Single out the lines of the material that contain "Trisomie" and copy them.

* **Data entries for graphics**:
>>>>>

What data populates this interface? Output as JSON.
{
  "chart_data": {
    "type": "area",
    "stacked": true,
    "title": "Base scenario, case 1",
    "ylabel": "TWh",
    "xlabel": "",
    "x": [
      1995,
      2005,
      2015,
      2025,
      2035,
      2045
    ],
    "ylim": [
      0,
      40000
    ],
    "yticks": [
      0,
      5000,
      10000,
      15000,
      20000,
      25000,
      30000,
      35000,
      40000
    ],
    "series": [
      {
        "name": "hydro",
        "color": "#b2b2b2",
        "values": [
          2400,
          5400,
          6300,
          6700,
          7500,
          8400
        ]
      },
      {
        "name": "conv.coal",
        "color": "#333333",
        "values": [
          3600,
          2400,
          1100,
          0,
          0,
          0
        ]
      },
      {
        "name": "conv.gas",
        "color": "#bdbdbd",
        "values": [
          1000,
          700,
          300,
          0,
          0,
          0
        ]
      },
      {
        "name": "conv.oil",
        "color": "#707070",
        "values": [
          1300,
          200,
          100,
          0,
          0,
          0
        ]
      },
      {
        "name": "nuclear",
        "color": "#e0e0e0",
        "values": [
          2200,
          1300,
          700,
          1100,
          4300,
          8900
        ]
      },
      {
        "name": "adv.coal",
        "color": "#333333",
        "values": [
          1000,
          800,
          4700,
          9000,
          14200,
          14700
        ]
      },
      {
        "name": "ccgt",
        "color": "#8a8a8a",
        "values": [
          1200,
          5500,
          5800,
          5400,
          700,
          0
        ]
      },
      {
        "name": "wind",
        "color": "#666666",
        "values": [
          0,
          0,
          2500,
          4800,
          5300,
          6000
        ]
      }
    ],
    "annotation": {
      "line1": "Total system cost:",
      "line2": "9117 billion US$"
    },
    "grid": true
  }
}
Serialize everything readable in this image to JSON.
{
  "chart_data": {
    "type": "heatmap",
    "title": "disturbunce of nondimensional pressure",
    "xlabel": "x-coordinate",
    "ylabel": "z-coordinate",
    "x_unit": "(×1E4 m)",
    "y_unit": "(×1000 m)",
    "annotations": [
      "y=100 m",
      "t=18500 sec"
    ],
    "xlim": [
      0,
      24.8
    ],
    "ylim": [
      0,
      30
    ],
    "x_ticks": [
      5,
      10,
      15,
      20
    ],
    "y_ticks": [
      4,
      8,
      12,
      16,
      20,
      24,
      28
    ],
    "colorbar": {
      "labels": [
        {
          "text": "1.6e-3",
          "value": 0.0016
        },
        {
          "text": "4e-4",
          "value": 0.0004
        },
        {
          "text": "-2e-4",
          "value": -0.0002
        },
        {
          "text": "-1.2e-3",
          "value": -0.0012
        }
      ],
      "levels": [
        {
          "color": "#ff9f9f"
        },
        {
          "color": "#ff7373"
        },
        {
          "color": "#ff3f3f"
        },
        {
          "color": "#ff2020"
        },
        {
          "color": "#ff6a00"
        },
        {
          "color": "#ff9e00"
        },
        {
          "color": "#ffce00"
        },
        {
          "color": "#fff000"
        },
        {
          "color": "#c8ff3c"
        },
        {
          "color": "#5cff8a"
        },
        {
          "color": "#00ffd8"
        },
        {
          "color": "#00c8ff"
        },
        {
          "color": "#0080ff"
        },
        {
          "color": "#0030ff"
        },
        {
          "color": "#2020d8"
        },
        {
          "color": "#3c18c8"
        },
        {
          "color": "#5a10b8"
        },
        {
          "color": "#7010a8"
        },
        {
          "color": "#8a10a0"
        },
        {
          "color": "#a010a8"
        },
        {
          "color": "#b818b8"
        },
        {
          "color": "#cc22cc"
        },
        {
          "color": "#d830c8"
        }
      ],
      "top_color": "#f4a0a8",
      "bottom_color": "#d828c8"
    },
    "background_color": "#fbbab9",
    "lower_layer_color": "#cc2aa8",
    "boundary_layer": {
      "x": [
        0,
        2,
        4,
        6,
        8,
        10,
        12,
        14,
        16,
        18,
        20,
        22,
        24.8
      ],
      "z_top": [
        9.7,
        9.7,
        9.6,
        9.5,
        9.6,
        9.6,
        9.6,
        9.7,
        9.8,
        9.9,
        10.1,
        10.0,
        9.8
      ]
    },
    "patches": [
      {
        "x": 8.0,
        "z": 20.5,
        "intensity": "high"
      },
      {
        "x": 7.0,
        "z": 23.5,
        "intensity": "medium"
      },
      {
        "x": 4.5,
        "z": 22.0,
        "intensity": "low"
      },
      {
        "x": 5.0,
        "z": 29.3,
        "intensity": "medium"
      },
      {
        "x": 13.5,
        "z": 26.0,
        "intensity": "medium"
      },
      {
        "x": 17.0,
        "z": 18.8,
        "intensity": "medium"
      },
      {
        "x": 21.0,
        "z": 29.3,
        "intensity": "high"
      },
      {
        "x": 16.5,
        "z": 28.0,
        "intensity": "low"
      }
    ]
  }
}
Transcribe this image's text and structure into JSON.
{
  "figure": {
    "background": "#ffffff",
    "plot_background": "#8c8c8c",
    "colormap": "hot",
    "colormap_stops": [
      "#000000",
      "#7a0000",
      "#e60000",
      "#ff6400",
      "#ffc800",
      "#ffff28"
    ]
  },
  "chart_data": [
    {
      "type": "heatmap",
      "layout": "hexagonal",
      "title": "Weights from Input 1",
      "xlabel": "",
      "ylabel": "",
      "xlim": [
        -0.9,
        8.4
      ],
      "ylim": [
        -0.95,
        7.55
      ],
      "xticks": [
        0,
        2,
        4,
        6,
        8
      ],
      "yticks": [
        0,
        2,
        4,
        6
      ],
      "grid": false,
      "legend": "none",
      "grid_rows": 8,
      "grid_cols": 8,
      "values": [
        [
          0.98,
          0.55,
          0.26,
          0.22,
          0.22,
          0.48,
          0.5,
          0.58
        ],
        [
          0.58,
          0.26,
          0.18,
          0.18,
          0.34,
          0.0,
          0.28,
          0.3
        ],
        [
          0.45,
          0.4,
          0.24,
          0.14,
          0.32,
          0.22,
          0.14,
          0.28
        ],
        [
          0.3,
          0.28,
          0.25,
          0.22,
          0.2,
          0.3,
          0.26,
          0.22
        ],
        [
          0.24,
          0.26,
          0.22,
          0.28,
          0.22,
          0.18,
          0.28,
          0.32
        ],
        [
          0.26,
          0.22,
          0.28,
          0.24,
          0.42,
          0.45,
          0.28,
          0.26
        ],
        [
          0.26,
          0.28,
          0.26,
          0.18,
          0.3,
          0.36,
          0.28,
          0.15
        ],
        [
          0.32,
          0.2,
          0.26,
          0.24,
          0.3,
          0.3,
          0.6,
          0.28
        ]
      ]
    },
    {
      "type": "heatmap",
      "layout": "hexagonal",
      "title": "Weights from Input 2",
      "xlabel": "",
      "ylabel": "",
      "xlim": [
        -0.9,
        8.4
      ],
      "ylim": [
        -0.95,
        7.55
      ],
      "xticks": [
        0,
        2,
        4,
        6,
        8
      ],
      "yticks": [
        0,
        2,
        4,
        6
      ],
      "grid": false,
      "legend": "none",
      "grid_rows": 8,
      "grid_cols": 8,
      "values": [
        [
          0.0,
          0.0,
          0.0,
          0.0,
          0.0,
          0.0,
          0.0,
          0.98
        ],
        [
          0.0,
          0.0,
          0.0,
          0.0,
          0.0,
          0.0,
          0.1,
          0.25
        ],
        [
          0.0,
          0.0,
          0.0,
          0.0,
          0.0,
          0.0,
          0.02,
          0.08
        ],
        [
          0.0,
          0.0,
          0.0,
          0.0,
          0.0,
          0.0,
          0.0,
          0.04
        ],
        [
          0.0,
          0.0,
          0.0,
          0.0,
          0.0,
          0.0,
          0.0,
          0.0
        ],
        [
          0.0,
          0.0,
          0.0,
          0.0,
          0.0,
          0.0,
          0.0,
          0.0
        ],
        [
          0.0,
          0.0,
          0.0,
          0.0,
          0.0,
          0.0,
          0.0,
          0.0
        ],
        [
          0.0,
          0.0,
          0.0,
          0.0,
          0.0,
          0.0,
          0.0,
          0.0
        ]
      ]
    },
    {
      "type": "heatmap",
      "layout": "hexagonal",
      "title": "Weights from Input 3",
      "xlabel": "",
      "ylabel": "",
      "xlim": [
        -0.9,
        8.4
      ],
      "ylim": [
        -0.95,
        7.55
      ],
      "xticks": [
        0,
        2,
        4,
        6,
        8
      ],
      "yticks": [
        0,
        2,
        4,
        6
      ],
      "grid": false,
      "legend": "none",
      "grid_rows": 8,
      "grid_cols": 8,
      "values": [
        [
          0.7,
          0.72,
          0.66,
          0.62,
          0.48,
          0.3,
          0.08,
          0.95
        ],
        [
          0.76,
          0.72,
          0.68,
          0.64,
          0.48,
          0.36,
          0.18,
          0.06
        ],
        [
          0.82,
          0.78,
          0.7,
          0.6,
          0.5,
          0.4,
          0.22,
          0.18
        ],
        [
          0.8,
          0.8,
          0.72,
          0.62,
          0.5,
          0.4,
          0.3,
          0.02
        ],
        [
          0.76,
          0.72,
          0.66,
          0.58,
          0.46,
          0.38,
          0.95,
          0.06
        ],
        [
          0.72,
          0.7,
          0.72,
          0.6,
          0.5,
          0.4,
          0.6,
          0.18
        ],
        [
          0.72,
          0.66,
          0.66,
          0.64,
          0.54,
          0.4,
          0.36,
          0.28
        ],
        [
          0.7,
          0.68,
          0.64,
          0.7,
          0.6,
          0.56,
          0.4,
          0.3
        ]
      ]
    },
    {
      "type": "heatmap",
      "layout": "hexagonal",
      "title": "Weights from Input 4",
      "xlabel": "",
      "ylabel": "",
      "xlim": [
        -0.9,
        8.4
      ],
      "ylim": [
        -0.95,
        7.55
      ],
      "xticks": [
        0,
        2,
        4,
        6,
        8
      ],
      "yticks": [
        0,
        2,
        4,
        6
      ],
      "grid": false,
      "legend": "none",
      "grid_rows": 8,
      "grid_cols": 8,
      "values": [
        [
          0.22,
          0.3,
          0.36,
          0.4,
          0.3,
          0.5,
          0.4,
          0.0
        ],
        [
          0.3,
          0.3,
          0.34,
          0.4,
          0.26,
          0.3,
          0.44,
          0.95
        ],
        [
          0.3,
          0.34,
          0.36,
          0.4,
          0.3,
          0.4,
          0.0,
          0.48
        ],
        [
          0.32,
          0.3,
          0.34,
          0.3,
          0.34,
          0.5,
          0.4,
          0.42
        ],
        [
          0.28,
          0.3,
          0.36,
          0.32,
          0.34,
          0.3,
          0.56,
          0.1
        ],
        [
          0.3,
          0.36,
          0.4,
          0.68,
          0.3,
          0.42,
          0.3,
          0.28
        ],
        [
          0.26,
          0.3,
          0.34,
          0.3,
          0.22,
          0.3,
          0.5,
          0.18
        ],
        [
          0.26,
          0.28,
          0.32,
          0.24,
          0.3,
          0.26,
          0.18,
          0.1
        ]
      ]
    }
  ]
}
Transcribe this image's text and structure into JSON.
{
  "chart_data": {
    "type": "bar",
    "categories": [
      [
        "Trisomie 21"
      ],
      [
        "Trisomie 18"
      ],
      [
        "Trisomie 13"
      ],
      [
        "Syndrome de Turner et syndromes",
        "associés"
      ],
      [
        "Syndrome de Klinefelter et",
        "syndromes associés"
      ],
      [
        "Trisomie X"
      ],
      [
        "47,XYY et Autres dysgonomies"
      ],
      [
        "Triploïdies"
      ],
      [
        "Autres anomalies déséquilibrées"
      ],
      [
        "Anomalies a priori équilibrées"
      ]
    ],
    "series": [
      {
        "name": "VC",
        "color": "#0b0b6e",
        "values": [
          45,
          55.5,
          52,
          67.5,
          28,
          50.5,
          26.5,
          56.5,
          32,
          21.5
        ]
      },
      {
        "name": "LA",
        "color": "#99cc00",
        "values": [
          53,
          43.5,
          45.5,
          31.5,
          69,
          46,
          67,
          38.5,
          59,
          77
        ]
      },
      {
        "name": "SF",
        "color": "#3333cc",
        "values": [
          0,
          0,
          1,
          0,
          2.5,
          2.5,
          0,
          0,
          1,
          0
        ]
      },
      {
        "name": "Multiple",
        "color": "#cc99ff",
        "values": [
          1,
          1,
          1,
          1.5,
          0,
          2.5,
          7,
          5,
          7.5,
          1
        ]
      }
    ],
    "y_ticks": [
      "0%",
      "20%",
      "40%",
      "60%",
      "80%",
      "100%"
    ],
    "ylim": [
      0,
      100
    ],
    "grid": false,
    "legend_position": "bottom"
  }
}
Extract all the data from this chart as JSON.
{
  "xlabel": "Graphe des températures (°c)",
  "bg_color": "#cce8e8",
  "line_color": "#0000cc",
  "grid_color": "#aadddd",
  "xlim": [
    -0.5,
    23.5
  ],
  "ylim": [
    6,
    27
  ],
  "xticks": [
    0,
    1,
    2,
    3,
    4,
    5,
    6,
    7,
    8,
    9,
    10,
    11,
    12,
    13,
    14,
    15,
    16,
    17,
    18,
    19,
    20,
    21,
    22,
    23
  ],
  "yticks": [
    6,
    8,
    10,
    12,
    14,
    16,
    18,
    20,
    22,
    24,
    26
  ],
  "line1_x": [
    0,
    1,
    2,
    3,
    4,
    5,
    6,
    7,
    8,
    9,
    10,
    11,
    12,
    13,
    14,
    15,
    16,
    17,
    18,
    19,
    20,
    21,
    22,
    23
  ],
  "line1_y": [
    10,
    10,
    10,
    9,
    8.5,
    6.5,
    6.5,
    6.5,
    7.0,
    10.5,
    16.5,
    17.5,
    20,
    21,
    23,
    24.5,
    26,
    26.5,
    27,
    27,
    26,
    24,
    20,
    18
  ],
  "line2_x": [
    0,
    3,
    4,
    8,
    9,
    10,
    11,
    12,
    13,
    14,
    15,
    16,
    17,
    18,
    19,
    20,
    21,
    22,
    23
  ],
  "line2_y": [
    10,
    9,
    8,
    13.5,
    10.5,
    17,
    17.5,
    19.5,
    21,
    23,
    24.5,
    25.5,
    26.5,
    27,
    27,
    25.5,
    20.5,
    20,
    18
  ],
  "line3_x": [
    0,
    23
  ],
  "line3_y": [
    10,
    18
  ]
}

<<<<<

* **FULL ANSWER**:
        "Trisomie 21"
        "Trisomie 18"
        "Trisomie 13"
        "Trisomie X"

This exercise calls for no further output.